_Materials provided_
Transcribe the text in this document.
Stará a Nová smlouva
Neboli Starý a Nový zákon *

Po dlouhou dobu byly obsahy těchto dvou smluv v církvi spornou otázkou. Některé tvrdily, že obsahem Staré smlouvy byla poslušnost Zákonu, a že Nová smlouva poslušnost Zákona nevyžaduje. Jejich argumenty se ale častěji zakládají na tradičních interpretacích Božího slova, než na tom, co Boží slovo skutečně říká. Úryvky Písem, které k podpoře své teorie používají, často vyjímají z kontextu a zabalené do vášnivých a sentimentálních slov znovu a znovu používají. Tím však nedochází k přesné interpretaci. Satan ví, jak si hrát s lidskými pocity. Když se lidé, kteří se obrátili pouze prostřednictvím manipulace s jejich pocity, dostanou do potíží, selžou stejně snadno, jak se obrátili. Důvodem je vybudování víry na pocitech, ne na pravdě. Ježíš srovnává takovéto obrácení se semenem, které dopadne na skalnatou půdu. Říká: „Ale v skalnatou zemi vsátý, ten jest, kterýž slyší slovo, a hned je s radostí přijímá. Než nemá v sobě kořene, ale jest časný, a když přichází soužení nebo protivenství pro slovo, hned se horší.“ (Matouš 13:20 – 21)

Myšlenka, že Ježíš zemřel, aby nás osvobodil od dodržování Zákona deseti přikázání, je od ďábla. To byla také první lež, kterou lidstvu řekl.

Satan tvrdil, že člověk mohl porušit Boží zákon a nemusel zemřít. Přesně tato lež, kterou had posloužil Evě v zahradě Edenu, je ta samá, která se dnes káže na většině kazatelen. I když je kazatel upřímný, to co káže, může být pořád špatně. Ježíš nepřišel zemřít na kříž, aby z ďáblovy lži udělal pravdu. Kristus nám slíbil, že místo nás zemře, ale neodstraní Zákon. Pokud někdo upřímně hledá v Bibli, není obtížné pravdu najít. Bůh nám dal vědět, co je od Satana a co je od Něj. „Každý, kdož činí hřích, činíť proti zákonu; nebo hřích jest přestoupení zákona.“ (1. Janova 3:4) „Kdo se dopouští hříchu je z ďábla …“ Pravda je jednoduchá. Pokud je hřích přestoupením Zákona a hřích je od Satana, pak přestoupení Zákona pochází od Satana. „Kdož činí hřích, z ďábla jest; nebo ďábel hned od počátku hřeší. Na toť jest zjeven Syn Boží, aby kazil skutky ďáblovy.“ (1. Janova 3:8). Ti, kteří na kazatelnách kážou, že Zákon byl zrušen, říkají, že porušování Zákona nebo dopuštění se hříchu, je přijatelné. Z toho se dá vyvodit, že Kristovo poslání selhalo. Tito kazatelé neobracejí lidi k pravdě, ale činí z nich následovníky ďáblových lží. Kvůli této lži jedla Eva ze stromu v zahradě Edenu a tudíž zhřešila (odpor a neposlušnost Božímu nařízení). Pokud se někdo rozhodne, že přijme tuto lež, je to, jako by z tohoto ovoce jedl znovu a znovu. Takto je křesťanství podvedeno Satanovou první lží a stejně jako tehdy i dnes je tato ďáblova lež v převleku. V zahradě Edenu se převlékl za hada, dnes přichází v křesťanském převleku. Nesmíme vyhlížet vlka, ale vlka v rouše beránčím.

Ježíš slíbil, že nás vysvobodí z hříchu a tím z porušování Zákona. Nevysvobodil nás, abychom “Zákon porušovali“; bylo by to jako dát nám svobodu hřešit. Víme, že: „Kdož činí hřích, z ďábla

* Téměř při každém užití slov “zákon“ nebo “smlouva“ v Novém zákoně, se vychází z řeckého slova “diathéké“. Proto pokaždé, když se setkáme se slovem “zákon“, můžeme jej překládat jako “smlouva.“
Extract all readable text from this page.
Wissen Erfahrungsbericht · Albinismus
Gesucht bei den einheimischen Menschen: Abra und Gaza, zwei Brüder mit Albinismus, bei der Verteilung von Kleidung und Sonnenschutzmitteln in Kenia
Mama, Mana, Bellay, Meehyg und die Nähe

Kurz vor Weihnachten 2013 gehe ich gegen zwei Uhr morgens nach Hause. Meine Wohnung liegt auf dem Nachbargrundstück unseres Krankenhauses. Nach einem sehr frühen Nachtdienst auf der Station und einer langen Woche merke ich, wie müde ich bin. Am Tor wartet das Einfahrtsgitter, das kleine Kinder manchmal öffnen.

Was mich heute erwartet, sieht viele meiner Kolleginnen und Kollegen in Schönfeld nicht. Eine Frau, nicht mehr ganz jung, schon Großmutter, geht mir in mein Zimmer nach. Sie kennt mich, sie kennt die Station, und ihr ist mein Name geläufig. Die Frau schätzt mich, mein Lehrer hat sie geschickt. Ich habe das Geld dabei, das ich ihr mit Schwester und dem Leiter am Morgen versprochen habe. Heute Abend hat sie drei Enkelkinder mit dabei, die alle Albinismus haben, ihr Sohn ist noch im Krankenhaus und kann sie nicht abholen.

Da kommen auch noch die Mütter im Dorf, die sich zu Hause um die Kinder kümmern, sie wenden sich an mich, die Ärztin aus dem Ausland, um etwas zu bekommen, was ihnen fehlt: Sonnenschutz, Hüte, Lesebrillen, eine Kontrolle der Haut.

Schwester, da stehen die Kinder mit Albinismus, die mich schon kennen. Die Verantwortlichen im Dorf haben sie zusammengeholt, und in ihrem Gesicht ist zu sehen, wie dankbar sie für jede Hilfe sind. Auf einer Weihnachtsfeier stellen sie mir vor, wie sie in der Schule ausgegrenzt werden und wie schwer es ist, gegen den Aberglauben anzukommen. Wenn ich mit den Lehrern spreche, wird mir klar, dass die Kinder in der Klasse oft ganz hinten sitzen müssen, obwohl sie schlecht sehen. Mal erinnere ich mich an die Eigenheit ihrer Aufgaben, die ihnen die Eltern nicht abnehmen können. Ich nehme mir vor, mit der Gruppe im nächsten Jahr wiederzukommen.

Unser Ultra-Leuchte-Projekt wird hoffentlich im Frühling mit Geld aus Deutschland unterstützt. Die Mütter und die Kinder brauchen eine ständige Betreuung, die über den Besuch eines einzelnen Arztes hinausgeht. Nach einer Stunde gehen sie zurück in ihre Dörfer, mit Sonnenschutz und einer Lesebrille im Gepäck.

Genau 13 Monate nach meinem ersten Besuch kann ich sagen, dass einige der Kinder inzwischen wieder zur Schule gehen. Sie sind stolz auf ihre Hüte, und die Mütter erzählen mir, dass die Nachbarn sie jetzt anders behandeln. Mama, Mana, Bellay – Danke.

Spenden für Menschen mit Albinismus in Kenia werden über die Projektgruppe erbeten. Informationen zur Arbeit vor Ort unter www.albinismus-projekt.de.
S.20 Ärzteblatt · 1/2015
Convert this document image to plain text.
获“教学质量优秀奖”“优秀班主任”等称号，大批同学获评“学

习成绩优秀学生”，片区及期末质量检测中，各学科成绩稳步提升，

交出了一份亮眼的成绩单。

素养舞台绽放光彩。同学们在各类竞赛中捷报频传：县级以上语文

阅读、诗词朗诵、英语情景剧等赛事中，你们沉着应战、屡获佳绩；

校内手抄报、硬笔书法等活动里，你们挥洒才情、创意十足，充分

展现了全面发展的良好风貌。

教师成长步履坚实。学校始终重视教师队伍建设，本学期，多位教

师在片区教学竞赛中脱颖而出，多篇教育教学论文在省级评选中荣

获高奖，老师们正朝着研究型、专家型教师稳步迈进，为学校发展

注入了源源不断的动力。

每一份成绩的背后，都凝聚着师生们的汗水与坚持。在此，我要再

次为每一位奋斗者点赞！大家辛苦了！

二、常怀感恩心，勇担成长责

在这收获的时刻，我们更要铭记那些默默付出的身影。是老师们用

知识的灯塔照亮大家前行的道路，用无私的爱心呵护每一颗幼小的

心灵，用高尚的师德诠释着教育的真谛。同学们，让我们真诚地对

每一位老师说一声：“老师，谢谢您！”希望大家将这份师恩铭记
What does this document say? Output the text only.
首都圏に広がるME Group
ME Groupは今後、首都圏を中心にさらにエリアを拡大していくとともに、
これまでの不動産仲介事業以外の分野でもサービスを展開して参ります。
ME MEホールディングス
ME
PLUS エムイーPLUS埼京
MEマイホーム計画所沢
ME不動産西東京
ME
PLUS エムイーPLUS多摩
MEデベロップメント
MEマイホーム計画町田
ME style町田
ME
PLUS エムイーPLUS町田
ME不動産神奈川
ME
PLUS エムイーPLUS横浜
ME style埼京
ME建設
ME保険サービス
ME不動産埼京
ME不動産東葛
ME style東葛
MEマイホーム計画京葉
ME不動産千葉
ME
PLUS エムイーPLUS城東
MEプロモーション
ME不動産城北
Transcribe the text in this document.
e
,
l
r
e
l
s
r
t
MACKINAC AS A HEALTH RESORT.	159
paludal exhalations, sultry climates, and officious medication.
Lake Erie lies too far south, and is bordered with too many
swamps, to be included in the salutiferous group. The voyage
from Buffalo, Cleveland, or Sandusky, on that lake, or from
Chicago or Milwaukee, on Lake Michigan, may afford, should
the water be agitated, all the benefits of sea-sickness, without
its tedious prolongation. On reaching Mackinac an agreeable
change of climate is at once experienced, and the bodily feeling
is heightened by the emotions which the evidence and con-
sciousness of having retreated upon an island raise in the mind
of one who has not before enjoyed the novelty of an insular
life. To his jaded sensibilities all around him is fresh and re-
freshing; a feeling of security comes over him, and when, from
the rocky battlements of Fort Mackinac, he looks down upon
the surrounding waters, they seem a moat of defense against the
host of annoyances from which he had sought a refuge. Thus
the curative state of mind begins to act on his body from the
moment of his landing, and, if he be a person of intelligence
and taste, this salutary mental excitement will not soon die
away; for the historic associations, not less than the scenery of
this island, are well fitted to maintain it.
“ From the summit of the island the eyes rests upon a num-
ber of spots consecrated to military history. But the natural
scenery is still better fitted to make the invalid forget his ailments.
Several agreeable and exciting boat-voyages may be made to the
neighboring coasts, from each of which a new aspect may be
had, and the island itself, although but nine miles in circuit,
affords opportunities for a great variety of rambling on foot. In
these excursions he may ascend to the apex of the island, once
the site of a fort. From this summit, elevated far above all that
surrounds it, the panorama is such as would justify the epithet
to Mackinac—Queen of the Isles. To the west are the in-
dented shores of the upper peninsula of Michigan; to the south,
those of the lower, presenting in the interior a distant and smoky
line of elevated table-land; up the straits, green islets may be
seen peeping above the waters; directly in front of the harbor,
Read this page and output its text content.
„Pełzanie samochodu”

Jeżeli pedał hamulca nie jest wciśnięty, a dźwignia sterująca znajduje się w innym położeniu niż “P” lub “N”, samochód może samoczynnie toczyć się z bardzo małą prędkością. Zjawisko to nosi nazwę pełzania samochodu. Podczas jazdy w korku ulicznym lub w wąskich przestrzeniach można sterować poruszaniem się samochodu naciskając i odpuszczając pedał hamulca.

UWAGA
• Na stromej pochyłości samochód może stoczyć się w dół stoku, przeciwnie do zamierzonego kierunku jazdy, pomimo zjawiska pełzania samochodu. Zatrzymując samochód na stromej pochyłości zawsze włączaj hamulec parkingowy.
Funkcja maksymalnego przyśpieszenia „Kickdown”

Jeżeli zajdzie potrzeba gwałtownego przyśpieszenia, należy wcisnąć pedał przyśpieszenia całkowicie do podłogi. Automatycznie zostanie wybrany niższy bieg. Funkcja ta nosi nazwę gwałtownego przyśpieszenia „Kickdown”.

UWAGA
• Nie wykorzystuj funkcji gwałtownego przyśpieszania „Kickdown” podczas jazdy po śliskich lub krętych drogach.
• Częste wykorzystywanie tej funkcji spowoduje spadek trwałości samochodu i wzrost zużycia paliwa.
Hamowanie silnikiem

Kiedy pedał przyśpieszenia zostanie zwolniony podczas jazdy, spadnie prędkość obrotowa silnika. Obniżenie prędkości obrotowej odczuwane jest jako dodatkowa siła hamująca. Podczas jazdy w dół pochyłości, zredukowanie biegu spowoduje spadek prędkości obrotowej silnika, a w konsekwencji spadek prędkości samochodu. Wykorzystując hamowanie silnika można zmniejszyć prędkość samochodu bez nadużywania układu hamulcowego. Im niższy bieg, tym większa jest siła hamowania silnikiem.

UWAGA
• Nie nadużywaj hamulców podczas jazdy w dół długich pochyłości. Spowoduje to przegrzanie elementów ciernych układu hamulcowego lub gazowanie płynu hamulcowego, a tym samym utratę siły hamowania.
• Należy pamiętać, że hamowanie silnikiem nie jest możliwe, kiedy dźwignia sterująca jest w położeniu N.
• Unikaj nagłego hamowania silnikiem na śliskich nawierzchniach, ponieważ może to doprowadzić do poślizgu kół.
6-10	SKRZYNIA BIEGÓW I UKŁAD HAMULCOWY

_The exercise_
Report each line in the data that holds the word "układu".

_Written response_
Kiedy pedał przyśpieszenia zostanie zwolniony podczas jazdy, spadnie prędkość obrotowa silnika. Obniżenie prędkości obrotowej odczuwane jest jako dodatkowa siła hamująca. Podczas jazdy w dół pochyłości, zredukowanie biegu spowoduje spadek prędkości obrotowej silnika, a w konsekwencji spadek prędkości samochodu. Wykorzystując hamowanie silnika można zmniejszyć prędkość samochodu bez nadużywania układu hamulcowego. Im niższy bieg, tym większa jest siła hamowania silnikiem.
• Nie nadużywaj hamulców podczas jazdy w dół długich pochyłości. Spowoduje to przegrzanie elementów ciernych układu hamulcowego lub gazowanie płynu hamulcowego, a tym samym utratę siły hamowania.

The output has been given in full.